* Task brief *
Find the word "Úterý" in the material below and gather every line that contains it.

==== Given entries

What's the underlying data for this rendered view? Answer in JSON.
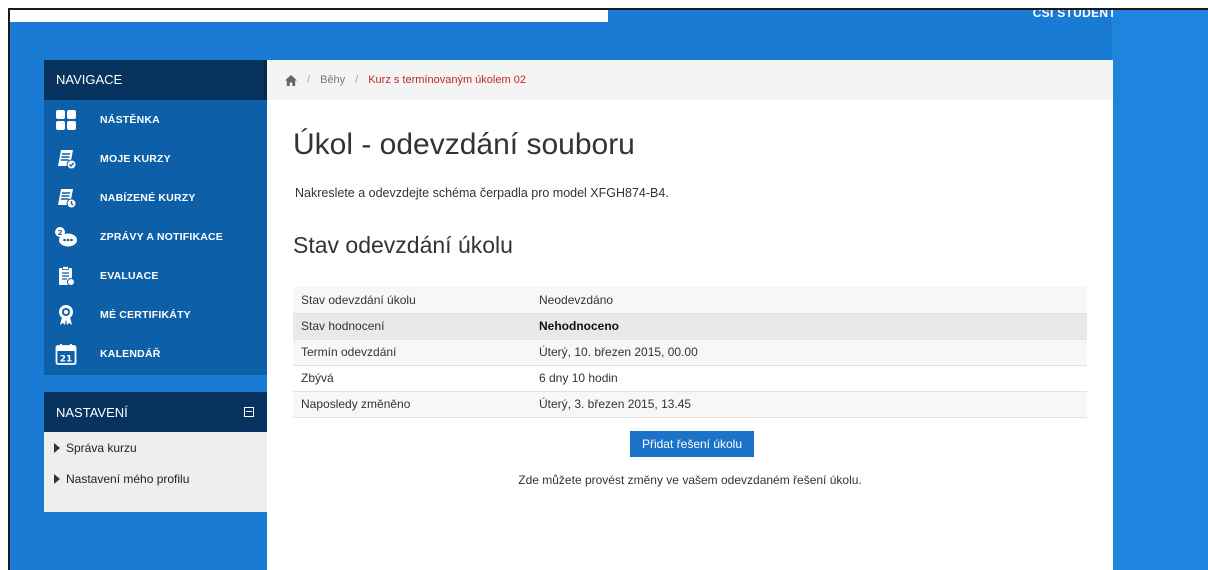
{
  "user": {
    "label": "CSI STUDENT"
  },
  "nav": {
    "header": "NAVIGACE",
    "items": [
      {
        "label": "NÁSTĚNKA",
        "icon": "dashboard-icon"
      },
      {
        "label": "MOJE KURZY",
        "icon": "my-courses-icon"
      },
      {
        "label": "NABÍZENÉ KURZY",
        "icon": "offered-courses-icon"
      },
      {
        "label": "ZPRÁVY A NOTIFIKACE",
        "icon": "messages-icon"
      },
      {
        "label": "EVALUACE",
        "icon": "evaluation-icon"
      },
      {
        "label": "MÉ CERTIFIKÁTY",
        "icon": "certificate-icon"
      },
      {
        "label": "KALENDÁŘ",
        "icon": "calendar-icon",
        "icon_text": "21"
      }
    ]
  },
  "settings": {
    "header": "NASTAVENÍ",
    "items": [
      {
        "label": "Správa kurzu"
      },
      {
        "label": "Nastavení mého profilu"
      }
    ]
  },
  "breadcrumb": {
    "items": [
      "Běhy",
      "Kurz s termínovaným úkolem 02"
    ]
  },
  "page": {
    "title": "Úkol - odevzdání souboru",
    "description": "Nakreslete a odevzdejte schéma čerpadla pro model XFGH874-B4.",
    "section_title": "Stav odevzdání úkolu"
  },
  "status_table": {
    "rows": [
      {
        "label": "Stav odevzdání úkolu",
        "value": "Neodevzdáno"
      },
      {
        "label": "Stav hodnocení",
        "value": "Nehodnoceno"
      },
      {
        "label": "Termín odevzdání",
        "value": "Úterý, 10. březen 2015, 00.00"
      },
      {
        "label": "Zbývá",
        "value": "6 dny 10 hodin"
      },
      {
        "label": "Naposledy změněno",
        "value": "Úterý, 3. březen 2015, 13.45"
      }
    ]
  },
  "actions": {
    "add_submission_label": "Přidat řešení úkolu",
    "info": "Zde můžete provést změny ve vašem odevzdaném řešení úkolu."
  },
  "colors": {
    "background_blue": "#1a7bd4",
    "nav_dark": "#08335e",
    "nav_blue": "#0d5fa8",
    "breadcrumb_current": "#c0272d",
    "button_blue": "#1a72c9"
  }
}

========

* Correct output *
        "value": "Úterý, 10. březen 2015, 00.00"
        "value": "Úterý, 3. březen 2015, 13.45"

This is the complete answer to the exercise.